Set problem: Search the material below for the word "agate" and copy every line in which it occurs.

------------------------------------------------

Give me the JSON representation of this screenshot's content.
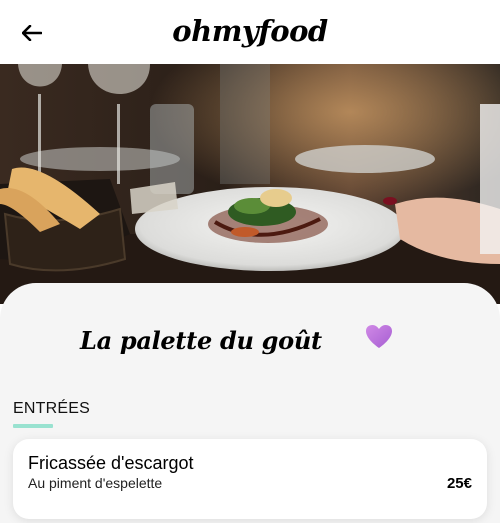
{
  "header": {
    "back_icon": "arrow-left-icon",
    "app_name": "ohmyfood"
  },
  "hero": {
    "image_subject": "plated gourmet dish on restaurant table"
  },
  "restaurant": {
    "name": "La palette du goût",
    "favorite_icon": "heart-icon",
    "favorite_color": "#c77ee0"
  },
  "menu": {
    "section_title": "ENTRÉES",
    "accent_color": "#99e2d0",
    "items": [
      {
        "name": "Fricassée d'escargot",
        "description": "Au piment d'espelette",
        "price": "25€"
      }
    ]
  }
}
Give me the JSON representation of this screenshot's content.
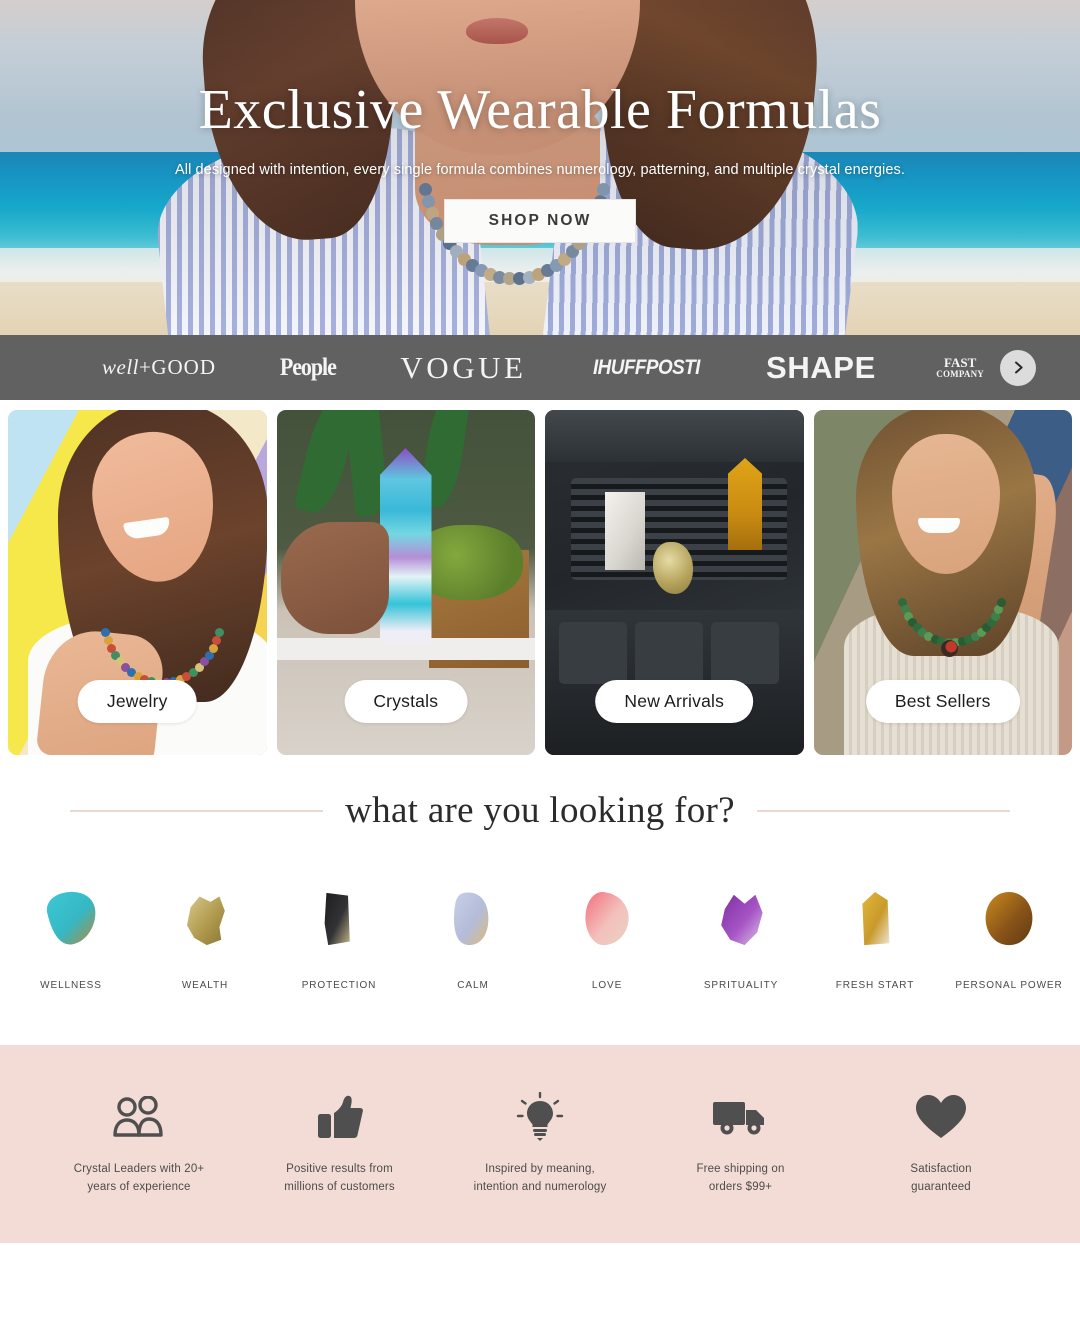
{
  "hero": {
    "title": "Exclusive Wearable Formulas",
    "subtitle": "All designed with intention, every single formula combines numerology, patterning, and multiple crystal energies.",
    "cta_label": "SHOP NOW"
  },
  "press_bar": {
    "background_color": "#616161",
    "logos": [
      {
        "name": "well-good",
        "text_italic": "well",
        "text_plus": "+",
        "text_bold": "GOOD"
      },
      {
        "name": "people",
        "text": "People"
      },
      {
        "name": "vogue",
        "text": "VOGUE"
      },
      {
        "name": "huffpost",
        "text": "IHUFFPOSTI"
      },
      {
        "name": "shape",
        "text": "SHAPE"
      },
      {
        "name": "fast-company",
        "line1": "FAST",
        "line2": "COMPANY"
      }
    ],
    "next_icon": "chevron-right-icon"
  },
  "category_tiles": [
    {
      "label": "Jewelry"
    },
    {
      "label": "Crystals"
    },
    {
      "label": "New Arrivals"
    },
    {
      "label": "Best Sellers"
    }
  ],
  "looking_for": {
    "title": "what are you looking for?",
    "rule_color": "#ead9d3",
    "crystals": [
      {
        "label": "WELLNESS",
        "stone": "turquoise",
        "colors": [
          "#3ec8d6",
          "#35b8c4",
          "#b08a3e"
        ]
      },
      {
        "label": "WEALTH",
        "stone": "pyrite",
        "colors": [
          "#d8c88a",
          "#b09a4e",
          "#8a7636"
        ]
      },
      {
        "label": "PROTECTION",
        "stone": "black-tourmaline",
        "colors": [
          "#1d1d1f",
          "#333337",
          "#c3b48a"
        ]
      },
      {
        "label": "CALM",
        "stone": "blue-lace-agate",
        "colors": [
          "#c9cfe6",
          "#b3bcd9",
          "#d9bb7c"
        ]
      },
      {
        "label": "LOVE",
        "stone": "pink-agate-geode",
        "colors": [
          "#f2707e",
          "#f3c0bb",
          "#e8d3c2"
        ]
      },
      {
        "label": "SPRITUALITY",
        "stone": "amethyst",
        "colors": [
          "#7b2fa0",
          "#a855c6",
          "#d8c8e6"
        ]
      },
      {
        "label": "FRESH START",
        "stone": "rutilated-quartz",
        "colors": [
          "#e2b63a",
          "#c99a2c",
          "#efe6d2"
        ]
      },
      {
        "label": "PERSONAL POWER",
        "stone": "tigers-eye",
        "colors": [
          "#c98b1e",
          "#8a5418",
          "#5e3a12"
        ]
      }
    ]
  },
  "benefits": {
    "background_color": "#f3dcd5",
    "items": [
      {
        "icon": "people-icon",
        "line1": "Crystal Leaders with 20+",
        "line2": "years of experience"
      },
      {
        "icon": "thumbs-up-icon",
        "line1": "Positive results from",
        "line2": "millions of customers"
      },
      {
        "icon": "lightbulb-icon",
        "line1": "Inspired by meaning,",
        "line2": "intention and numerology"
      },
      {
        "icon": "truck-icon",
        "line1": "Free shipping on",
        "line2": "orders $99+"
      },
      {
        "icon": "heart-icon",
        "line1": "Satisfaction",
        "line2": "guaranteed"
      }
    ]
  }
}
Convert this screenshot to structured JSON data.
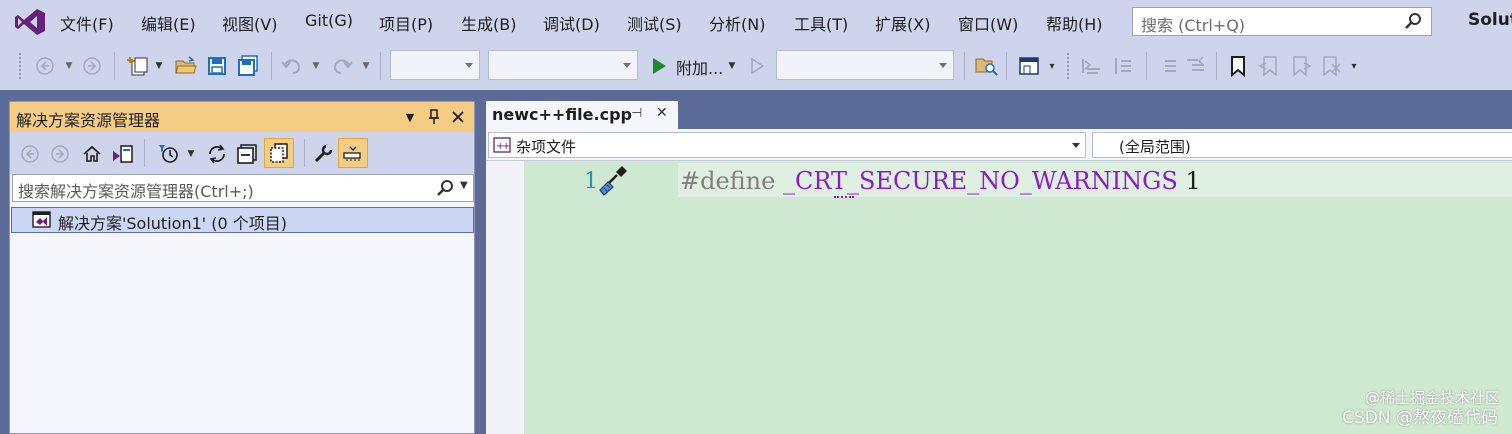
{
  "menu": {
    "items": [
      "文件(F)",
      "编辑(E)",
      "视图(V)",
      "Git(G)",
      "项目(P)",
      "生成(B)",
      "调试(D)",
      "测试(S)",
      "分析(N)",
      "工具(T)",
      "扩展(X)",
      "窗口(W)",
      "帮助(H)"
    ],
    "search_placeholder": "搜索 (Ctrl+Q)",
    "solution_label": "Solut"
  },
  "toolbar": {
    "attach_label": "附加...",
    "icons": [
      "back-icon",
      "forward-icon",
      "new-project-icon",
      "open-folder-icon",
      "save-icon",
      "save-all-icon",
      "undo-icon",
      "redo-icon",
      "start-icon",
      "find-in-files-icon",
      "bookmark-icon"
    ]
  },
  "solution_explorer": {
    "title": "解决方案资源管理器",
    "search_placeholder": "搜索解决方案资源管理器(Ctrl+;)",
    "tree": [
      {
        "label": "解决方案'Solution1' (0 个项目)",
        "selected": true
      }
    ]
  },
  "editor": {
    "tab_label": "newc++file.cpp",
    "nav_left": "杂项文件",
    "nav_right": "(全局范围)",
    "lines": [
      {
        "number": "1",
        "directive": "#define",
        "macro": "_CRT_SECURE_NO_WARNINGS",
        "value": "1"
      }
    ]
  },
  "watermark": {
    "line1": "@稀土掘金技术社区",
    "line2": "CSDN @熬夜磕代码"
  },
  "colors": {
    "accent": "#68217a",
    "menu_bg": "#cdd4ec",
    "panel_header": "#f5cc84",
    "code_bg": "#cfe8d1",
    "macro": "#8a1bcf"
  }
}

------------------------------------------------

Result of the task:
        "stone": "blue-lace-agate",
        "stone": "pink-agate-geode",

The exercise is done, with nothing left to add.